Excerto
==============================
A edição histórica pretende reforçar a valorização da timbila como símbolo da identidade cultural moçambicana e proporcionar uma programação mais diversificada, envolvendo timbileiros, artistas, comunidades, investigadores e visitantes.
O anúncio oficial da realização da 30.ª edição foi feito no dia 9 de Julho, numa cerimónia que contou com a participação do governador da província de Inhambane, Francisco Pagula, que destacou a importância do aniversário do festival como um momento para renovar o compromisso com a preservação deste património cultural.
Segundo Pagula, a celebração das três décadas do M’saho representa uma oportunidade para reforçar a importância da timbila como património cultural e como elemento de orgulho para o distrito de Zavala, a província de Inhambane e o País.
==============================
Registos fornecidos

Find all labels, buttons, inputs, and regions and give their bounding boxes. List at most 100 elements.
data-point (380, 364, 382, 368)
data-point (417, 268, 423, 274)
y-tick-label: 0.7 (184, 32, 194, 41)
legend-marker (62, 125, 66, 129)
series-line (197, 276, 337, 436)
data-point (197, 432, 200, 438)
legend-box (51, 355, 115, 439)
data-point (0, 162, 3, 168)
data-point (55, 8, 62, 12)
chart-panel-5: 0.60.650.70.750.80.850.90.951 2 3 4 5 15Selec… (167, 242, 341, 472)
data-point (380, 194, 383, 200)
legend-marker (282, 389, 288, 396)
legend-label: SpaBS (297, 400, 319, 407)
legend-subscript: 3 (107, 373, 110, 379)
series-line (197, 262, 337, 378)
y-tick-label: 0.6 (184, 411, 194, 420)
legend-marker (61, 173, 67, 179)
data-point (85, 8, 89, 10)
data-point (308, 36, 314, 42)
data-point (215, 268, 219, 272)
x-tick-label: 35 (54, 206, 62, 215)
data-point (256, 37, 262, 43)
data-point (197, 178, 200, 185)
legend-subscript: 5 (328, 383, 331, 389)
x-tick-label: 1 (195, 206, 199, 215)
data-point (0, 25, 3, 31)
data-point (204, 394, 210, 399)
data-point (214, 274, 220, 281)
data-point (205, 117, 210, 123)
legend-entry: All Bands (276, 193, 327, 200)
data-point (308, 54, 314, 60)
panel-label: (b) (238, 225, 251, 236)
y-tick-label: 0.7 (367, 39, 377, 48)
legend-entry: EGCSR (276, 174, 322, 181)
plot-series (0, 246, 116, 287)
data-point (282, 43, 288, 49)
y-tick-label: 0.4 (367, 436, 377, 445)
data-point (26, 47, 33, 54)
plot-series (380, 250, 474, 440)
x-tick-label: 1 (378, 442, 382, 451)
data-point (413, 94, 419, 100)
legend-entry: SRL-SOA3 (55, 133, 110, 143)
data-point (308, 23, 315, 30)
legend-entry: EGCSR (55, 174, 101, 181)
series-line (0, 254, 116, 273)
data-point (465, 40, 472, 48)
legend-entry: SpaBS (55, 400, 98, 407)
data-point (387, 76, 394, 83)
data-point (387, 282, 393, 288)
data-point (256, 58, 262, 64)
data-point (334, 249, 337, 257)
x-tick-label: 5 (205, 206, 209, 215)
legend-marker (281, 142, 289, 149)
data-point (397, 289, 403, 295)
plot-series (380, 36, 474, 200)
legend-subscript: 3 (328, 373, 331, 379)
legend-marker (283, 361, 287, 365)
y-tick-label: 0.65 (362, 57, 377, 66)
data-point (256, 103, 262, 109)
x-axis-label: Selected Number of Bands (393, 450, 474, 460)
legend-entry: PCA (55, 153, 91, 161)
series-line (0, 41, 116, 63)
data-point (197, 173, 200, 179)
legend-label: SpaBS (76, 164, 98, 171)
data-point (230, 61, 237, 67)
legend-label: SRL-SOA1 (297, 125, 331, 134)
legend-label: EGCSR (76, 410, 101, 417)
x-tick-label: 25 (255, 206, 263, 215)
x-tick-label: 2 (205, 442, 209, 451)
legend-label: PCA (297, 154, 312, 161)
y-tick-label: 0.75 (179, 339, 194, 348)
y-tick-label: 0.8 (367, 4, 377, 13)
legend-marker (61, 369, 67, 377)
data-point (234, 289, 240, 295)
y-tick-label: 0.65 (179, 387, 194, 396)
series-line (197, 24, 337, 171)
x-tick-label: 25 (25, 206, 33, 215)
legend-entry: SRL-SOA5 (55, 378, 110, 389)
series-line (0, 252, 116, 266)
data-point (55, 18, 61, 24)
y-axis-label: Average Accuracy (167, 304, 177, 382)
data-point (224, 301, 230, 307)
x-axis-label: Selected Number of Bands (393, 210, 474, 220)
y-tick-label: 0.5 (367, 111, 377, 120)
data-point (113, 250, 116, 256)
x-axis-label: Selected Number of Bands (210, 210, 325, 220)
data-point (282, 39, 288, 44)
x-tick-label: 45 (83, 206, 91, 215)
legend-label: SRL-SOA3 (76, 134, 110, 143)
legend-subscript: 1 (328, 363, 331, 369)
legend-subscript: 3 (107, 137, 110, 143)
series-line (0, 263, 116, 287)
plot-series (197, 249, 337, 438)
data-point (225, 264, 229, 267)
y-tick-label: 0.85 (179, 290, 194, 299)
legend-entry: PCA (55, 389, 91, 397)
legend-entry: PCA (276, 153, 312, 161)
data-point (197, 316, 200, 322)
==============================
Exercícios a realizar
• A. Transcreva do excerto o trecho que começa nas palavras "A edição histórica" e termina após as palavras "Inhambane e o País.".
• B. Reescreva de forma mais breve o parágrafo do excerto que começa por "O anúncio oficial", mantendo os factos principais.

Respostas aos exercícios
• A.
A edição histórica pretende reforçar a valorização da timbila como símbolo da identidade cultural moçambicana e proporcionar uma programação mais diversificada, envolvendo timbileiros, artistas, comunidades, investigadores e visitantes.
O anúncio oficial da realização da 30.ª edição foi feito no dia 9 de Julho, numa cerimónia que contou com a participação do governador da província de Inhambane, Francisco Pagula, que destacou a importância do aniversário do festival como um momento para renovar o compromisso com a preservação deste património cultural.
Segundo Pagula, a celebração das três décadas do M’saho representa uma oportunidade para reforçar a importância da timbila como património cultural e como elemento de orgulho para o distrito de Zavala, a província de Inhambane e o País.

• B. A 30.ª edição foi anunciada oficialmente a 9 de Julho, numa cerimónia com o governador de Inhambane, Francisco Pagula. Este realçou o aniversário do festival como ocasião para renovar o compromisso com a preservação deste património cultural.